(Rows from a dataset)

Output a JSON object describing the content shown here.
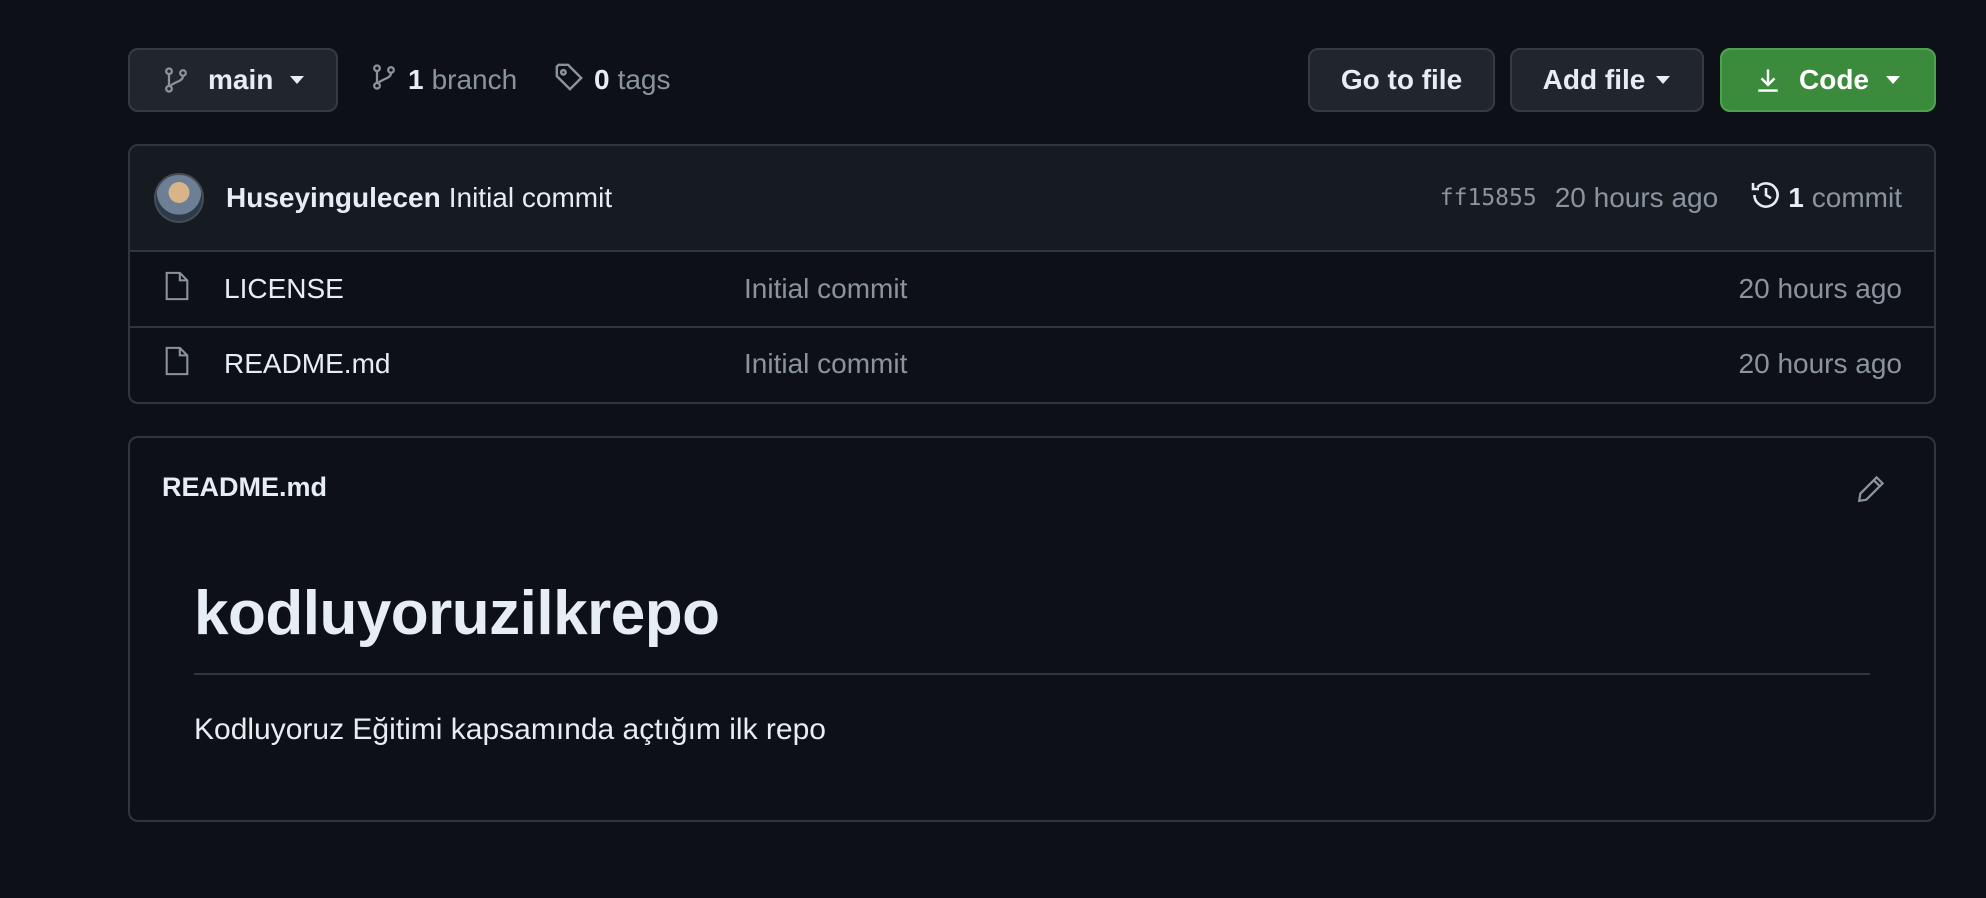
{
  "toolbar": {
    "branch_name": "main",
    "branch_count": "1",
    "branch_label": "branch",
    "tag_count": "0",
    "tag_label": "tags",
    "goto_label": "Go to file",
    "addfile_label": "Add file",
    "code_label": "Code"
  },
  "latest_commit": {
    "author": "Huseyingulecen",
    "message": "Initial commit",
    "sha": "ff15855",
    "time": "20 hours ago",
    "commit_count": "1",
    "commit_label": "commit"
  },
  "files": [
    {
      "name": "LICENSE",
      "message": "Initial commit",
      "time": "20 hours ago"
    },
    {
      "name": "README.md",
      "message": "Initial commit",
      "time": "20 hours ago"
    }
  ],
  "readme": {
    "filename": "README.md",
    "heading": "kodluyoruzilkrepo",
    "paragraph": "Kodluyoruz Eğitimi kapsamında açtığım ilk repo"
  },
  "colors": {
    "background": "#0d1117",
    "code_button": "#3c8b3c",
    "border": "#30363d"
  }
}
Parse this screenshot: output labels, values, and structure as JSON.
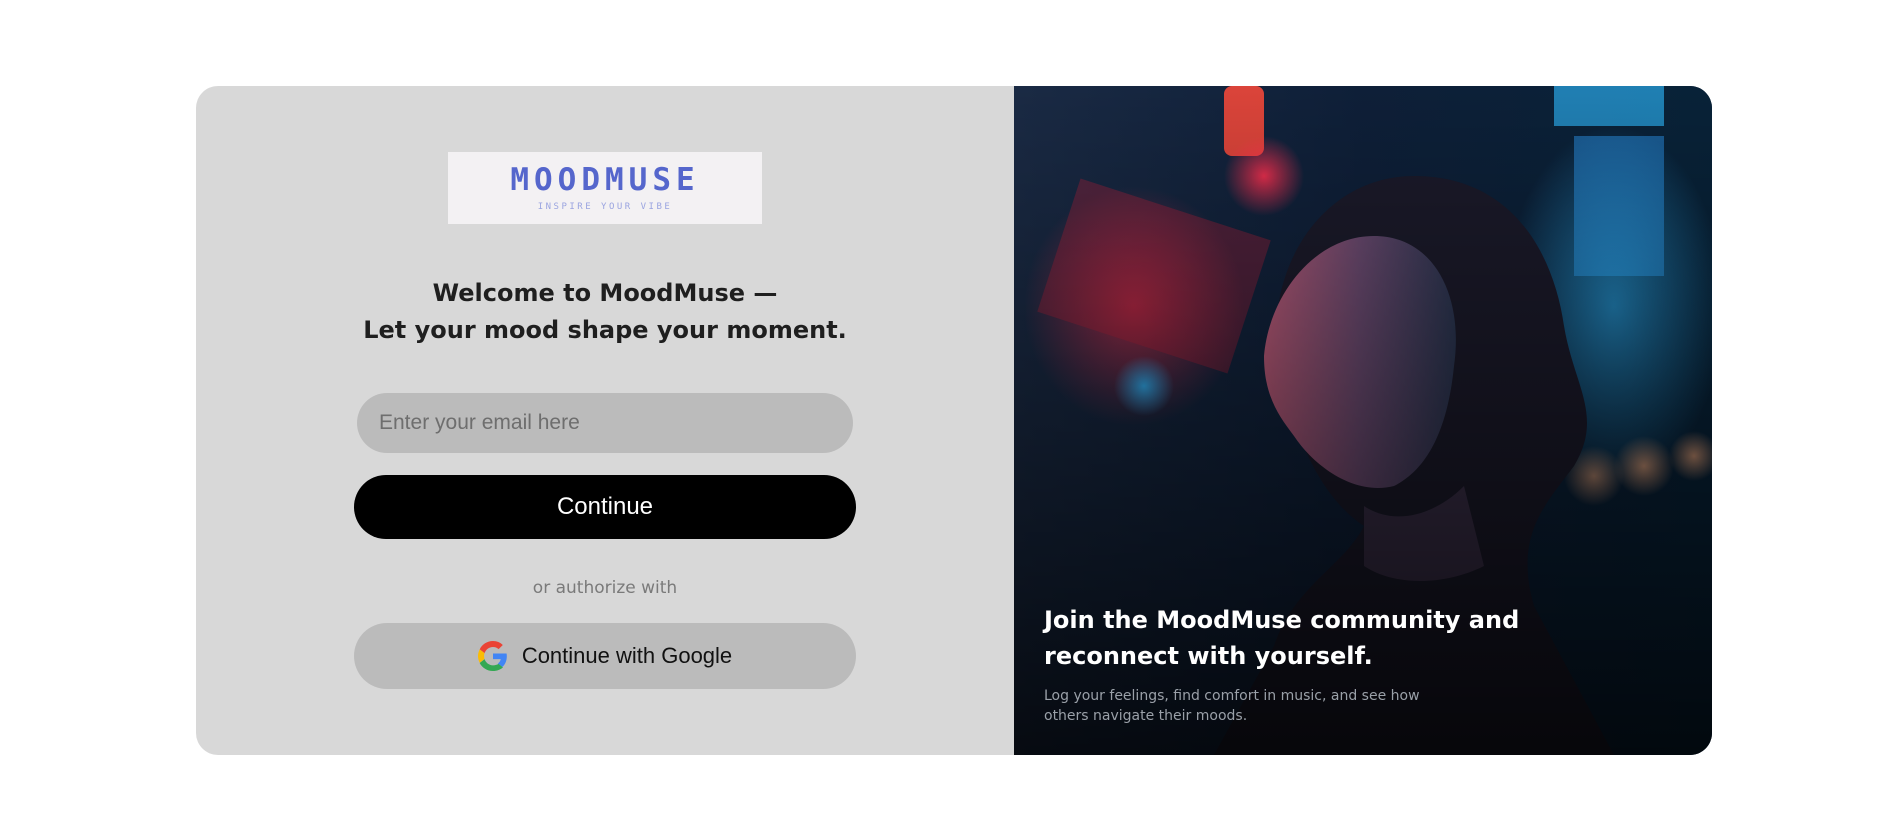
{
  "logo": {
    "title": "MOODMUSE",
    "tagline": "INSPIRE YOUR VIBE",
    "color": "#5566cc"
  },
  "welcome": {
    "line1": "Welcome to MoodMuse —",
    "line2": "Let your mood shape your moment."
  },
  "form": {
    "email_placeholder": "Enter your email here",
    "continue_label": "Continue",
    "or_text": "or authorize with",
    "google_label": "Continue with Google"
  },
  "hero": {
    "title": "Join the MoodMuse community and reconnect with yourself.",
    "subtitle": "Log your feelings, find comfort in music, and see how others navigate their moods.",
    "icon": "woman-neon-city-photo"
  },
  "colors": {
    "panel_bg": "#d8d8d8",
    "input_bg": "#bbbbbb",
    "primary_button": "#000000"
  }
}
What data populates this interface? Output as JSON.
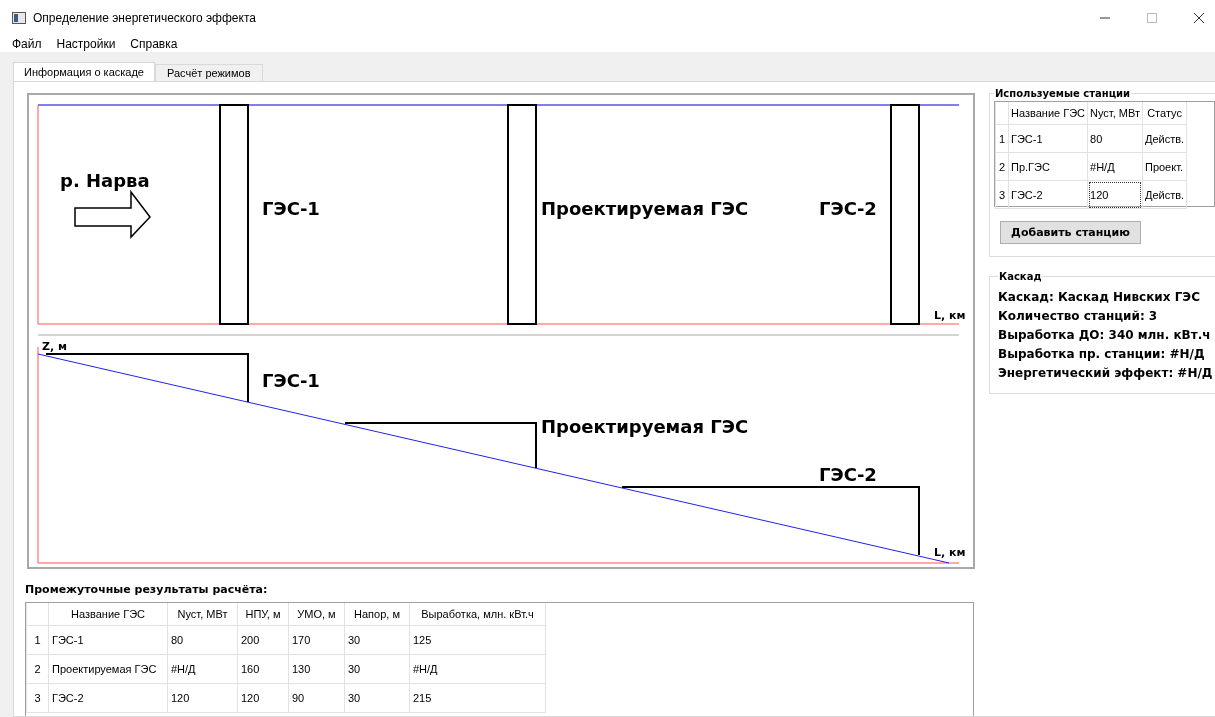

WORK REQUIRED –
Starting at the line that contains "Parse this screenshot: output", extract each line through the last line of the material exactly as written, and include no pictures.

COMPLETED EXERCISE –
Parse this screenshot: output labels, values, and structure as JSON.
{
  "logo": {
    "title": "MOODMUSE",
    "tagline": "INSPIRE YOUR VIBE",
    "color": "#5566cc"
  },
  "welcome": {
    "line1": "Welcome to MoodMuse —",
    "line2": "Let your mood shape your moment."
  },
  "form": {
    "email_placeholder": "Enter your email here",
    "continue_label": "Continue",
    "or_text": "or authorize with",
    "google_label": "Continue with Google"
  },
  "hero": {
    "title": "Join the MoodMuse community and reconnect with yourself.",
    "subtitle": "Log your feelings, find comfort in music, and see how others navigate their moods.",
    "icon": "woman-neon-city-photo"
  },
  "colors": {
    "panel_bg": "#d8d8d8",
    "input_bg": "#bbbbbb",
    "primary_button": "#000000"
  }
}
What data populates this interface? Output as JSON.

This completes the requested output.